> _DIRECTIVE_
Quote every line as written. Omit pictures.

> _DATASET RECORDS_
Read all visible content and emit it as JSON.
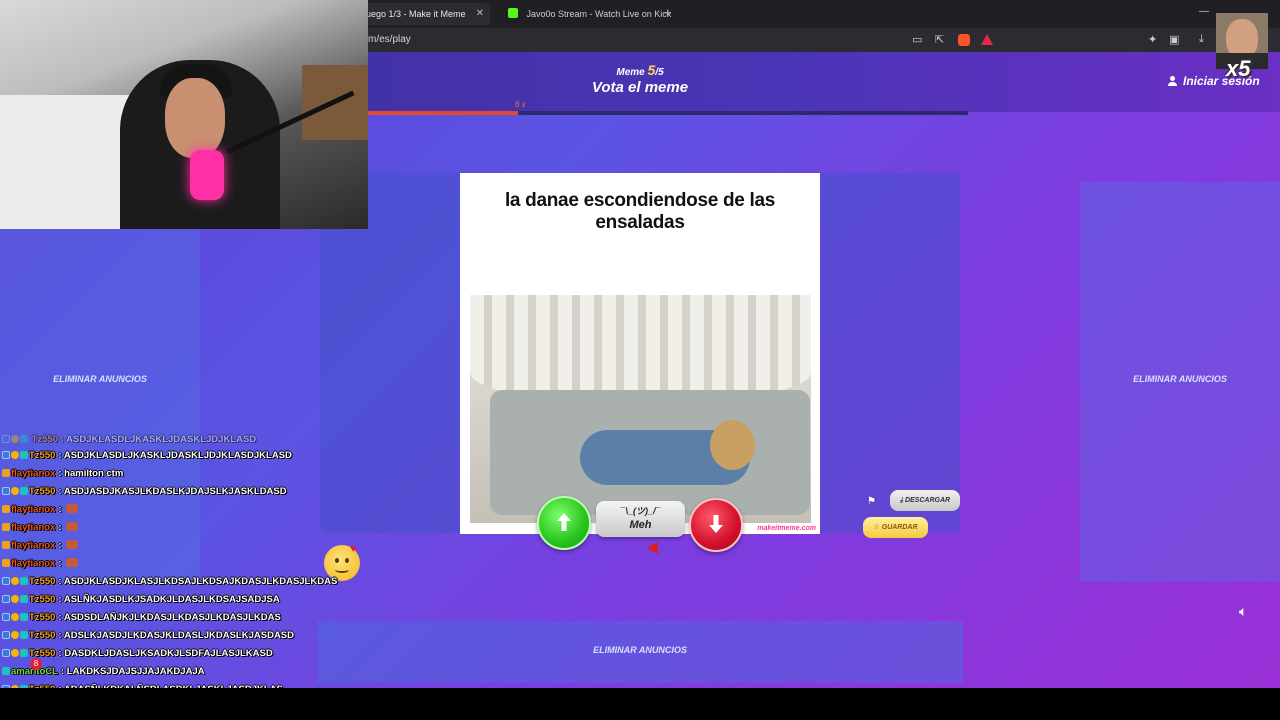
{
  "browser": {
    "tabs": [
      {
        "label": "uego 1/3 - Make it Meme",
        "active": true
      },
      {
        "label": "Javo0o Stream - Watch Live on Kick",
        "active": false
      }
    ],
    "tab_close": "✕",
    "new_tab": "+",
    "url": "m/es/play",
    "window_controls": [
      "—",
      "❐",
      "✕"
    ]
  },
  "site": {
    "meme_label": "Meme",
    "meme_current": "5",
    "meme_total": "/5",
    "title": "Vota el meme",
    "login_label": "Iniciar sesión",
    "timer_label": "6 s",
    "timer_progress": 0.25,
    "ad_label": "ELIMINAR ANUNCIOS",
    "meme": {
      "caption": "la danae escondiendose de las ensaladas",
      "watermark": "makeitmeme.com"
    },
    "vote": {
      "meh_face": "¯\\_(ツ)_/¯",
      "meh_label": "Meh"
    },
    "download_label": "DESCARGAR",
    "save_label": "GUARDAR"
  },
  "overlay": {
    "cam_multiplier": "x5",
    "notification_count": "8",
    "chat": [
      {
        "user": "Tz550",
        "text": ": ASDJKLASDLJKASKLJDASKLJDJKLASDJKLASD",
        "color": "orange",
        "badges": [
          "blue",
          "gold",
          "teal"
        ],
        "emote_count": 0
      },
      {
        "user": "flaytianox",
        "text": ": hamilton ctm",
        "color": "red",
        "badges": [
          "crown"
        ],
        "emote_count": 0
      },
      {
        "user": "Tz550",
        "text": ": ASDJASDJKASJLKDASLKJDAJSLKJASKLDASD",
        "color": "orange",
        "badges": [
          "blue",
          "gold",
          "teal"
        ],
        "emote_count": 0
      },
      {
        "user": "flaytianox",
        "text": ":",
        "color": "red",
        "badges": [
          "crown"
        ],
        "emote_count": 1
      },
      {
        "user": "flaytianox",
        "text": ":",
        "color": "red",
        "badges": [
          "crown"
        ],
        "emote_count": 1
      },
      {
        "user": "flaytianox",
        "text": ":",
        "color": "red",
        "badges": [
          "crown"
        ],
        "emote_count": 1
      },
      {
        "user": "flaytianox",
        "text": ":",
        "color": "red",
        "badges": [
          "crown"
        ],
        "emote_count": 1
      },
      {
        "user": "Tz550",
        "text": ": ASDJKLASDJKLASJLKDSAJLKDSAJKDASJLKDASJLKDAS",
        "color": "orange",
        "badges": [
          "blue",
          "gold",
          "teal"
        ],
        "emote_count": 0
      },
      {
        "user": "Tz550",
        "text": ": ASLÑKJASDLKJSADKJLDASJLKDSAJSADJSA",
        "color": "orange",
        "badges": [
          "blue",
          "gold",
          "teal"
        ],
        "emote_count": 0
      },
      {
        "user": "Tz550",
        "text": ": ASDSDLAÑJKJLKDASJLKDASJLKDASJLKDAS",
        "color": "orange",
        "badges": [
          "blue",
          "gold",
          "teal"
        ],
        "emote_count": 0
      },
      {
        "user": "Tz550",
        "text": ": ADSLKJASDJLKDASJKLDASLJKDASLKJASDASD",
        "color": "orange",
        "badges": [
          "blue",
          "gold",
          "teal"
        ],
        "emote_count": 0
      },
      {
        "user": "Tz550",
        "text": ": DASDKLJDASLJKSADKJLSDFAJLASJLKASD",
        "color": "orange",
        "badges": [
          "blue",
          "gold",
          "teal"
        ],
        "emote_count": 0
      },
      {
        "user": "amaritoCL",
        "text": ": LAKDKSJDAJSJJAJAKDJAJA",
        "color": "green",
        "badges": [
          "teal"
        ],
        "emote_count": 0
      },
      {
        "user": "Tz550",
        "text": ": ADASÑLKDKALÑSDLASDKLJASKLJASDJKLAS",
        "color": "orange",
        "badges": [
          "blue",
          "gold",
          "teal"
        ],
        "emote_count": 0
      }
    ]
  }
}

> _TASK RESPONSE_
Read all visible content and emit it as JSON.
{
  "browser": {
    "tabs": [
      {
        "label": "uego 1/3 - Make it Meme",
        "active": true
      },
      {
        "label": "Javo0o Stream - Watch Live on Kick",
        "active": false
      }
    ],
    "tab_close": "✕",
    "new_tab": "+",
    "url": "m/es/play",
    "window_controls": [
      "—",
      "❐",
      "✕"
    ]
  },
  "site": {
    "meme_label": "Meme",
    "meme_current": "5",
    "meme_total": "/5",
    "title": "Vota el meme",
    "login_label": "Iniciar sesión",
    "timer_label": "6 s",
    "timer_progress": 0.25,
    "ad_label": "ELIMINAR ANUNCIOS",
    "meme": {
      "caption": "la danae escondiendose de las ensaladas",
      "watermark": "makeitmeme.com"
    },
    "vote": {
      "meh_face": "¯\\_(ツ)_/¯",
      "meh_label": "Meh"
    },
    "download_label": "DESCARGAR",
    "save_label": "GUARDAR"
  },
  "overlay": {
    "cam_multiplier": "x5",
    "notification_count": "8",
    "chat": [
      {
        "user": "Tz550",
        "text": ": ASDJKLASDLJKASKLJDASKLJDJKLASDJKLASD",
        "color": "orange",
        "badges": [
          "blue",
          "gold",
          "teal"
        ],
        "emote_count": 0
      },
      {
        "user": "flaytianox",
        "text": ": hamilton ctm",
        "color": "red",
        "badges": [
          "crown"
        ],
        "emote_count": 0
      },
      {
        "user": "Tz550",
        "text": ": ASDJASDJKASJLKDASLKJDAJSLKJASKLDASD",
        "color": "orange",
        "badges": [
          "blue",
          "gold",
          "teal"
        ],
        "emote_count": 0
      },
      {
        "user": "flaytianox",
        "text": ":",
        "color": "red",
        "badges": [
          "crown"
        ],
        "emote_count": 1
      },
      {
        "user": "flaytianox",
        "text": ":",
        "color": "red",
        "badges": [
          "crown"
        ],
        "emote_count": 1
      },
      {
        "user": "flaytianox",
        "text": ":",
        "color": "red",
        "badges": [
          "crown"
        ],
        "emote_count": 1
      },
      {
        "user": "flaytianox",
        "text": ":",
        "color": "red",
        "badges": [
          "crown"
        ],
        "emote_count": 1
      },
      {
        "user": "Tz550",
        "text": ": ASDJKLASDJKLASJLKDSAJLKDSAJKDASJLKDASJLKDAS",
        "color": "orange",
        "badges": [
          "blue",
          "gold",
          "teal"
        ],
        "emote_count": 0
      },
      {
        "user": "Tz550",
        "text": ": ASLÑKJASDLKJSADKJLDASJLKDSAJSADJSA",
        "color": "orange",
        "badges": [
          "blue",
          "gold",
          "teal"
        ],
        "emote_count": 0
      },
      {
        "user": "Tz550",
        "text": ": ASDSDLAÑJKJLKDASJLKDASJLKDASJLKDAS",
        "color": "orange",
        "badges": [
          "blue",
          "gold",
          "teal"
        ],
        "emote_count": 0
      },
      {
        "user": "Tz550",
        "text": ": ADSLKJASDJLKDASJKLDASLJKDASLKJASDASD",
        "color": "orange",
        "badges": [
          "blue",
          "gold",
          "teal"
        ],
        "emote_count": 0
      },
      {
        "user": "Tz550",
        "text": ": DASDKLJDASLJKSADKJLSDFAJLASJLKASD",
        "color": "orange",
        "badges": [
          "blue",
          "gold",
          "teal"
        ],
        "emote_count": 0
      },
      {
        "user": "amaritoCL",
        "text": ": LAKDKSJDAJSJJAJAKDJAJA",
        "color": "green",
        "badges": [
          "teal"
        ],
        "emote_count": 0
      },
      {
        "user": "Tz550",
        "text": ": ADASÑLKDKALÑSDLASDKLJASKLJASDJKLAS",
        "color": "orange",
        "badges": [
          "blue",
          "gold",
          "teal"
        ],
        "emote_count": 0
      }
    ]
  }
}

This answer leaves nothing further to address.